[Dataset entries on figures]
◆ ◆ ◆ ◆ ◆

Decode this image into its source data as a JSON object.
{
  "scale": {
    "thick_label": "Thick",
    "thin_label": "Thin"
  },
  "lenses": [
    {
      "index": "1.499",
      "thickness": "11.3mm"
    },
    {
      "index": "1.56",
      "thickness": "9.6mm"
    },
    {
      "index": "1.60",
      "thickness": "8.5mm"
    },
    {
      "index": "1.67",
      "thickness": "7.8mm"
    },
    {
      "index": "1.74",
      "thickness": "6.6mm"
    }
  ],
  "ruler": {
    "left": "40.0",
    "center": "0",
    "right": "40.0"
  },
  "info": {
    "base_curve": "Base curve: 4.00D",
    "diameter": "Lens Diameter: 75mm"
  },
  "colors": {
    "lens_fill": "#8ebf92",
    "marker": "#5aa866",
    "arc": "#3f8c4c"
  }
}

◆ ◆ ◆ ◆ ◆

[SHORT PROBLEM]:
Copy out every line of the data above, exactly as given.

[TASK RESULT]:
Decode this image into its source data as a JSON object.
{
  "scale": {
    "thick_label": "Thick",
    "thin_label": "Thin"
  },
  "lenses": [
    {
      "index": "1.499",
      "thickness": "11.3mm"
    },
    {
      "index": "1.56",
      "thickness": "9.6mm"
    },
    {
      "index": "1.60",
      "thickness": "8.5mm"
    },
    {
      "index": "1.67",
      "thickness": "7.8mm"
    },
    {
      "index": "1.74",
      "thickness": "6.6mm"
    }
  ],
  "ruler": {
    "left": "40.0",
    "center": "0",
    "right": "40.0"
  },
  "info": {
    "base_curve": "Base curve: 4.00D",
    "diameter": "Lens Diameter: 75mm"
  },
  "colors": {
    "lens_fill": "#8ebf92",
    "marker": "#5aa866",
    "arc": "#3f8c4c"
  }
}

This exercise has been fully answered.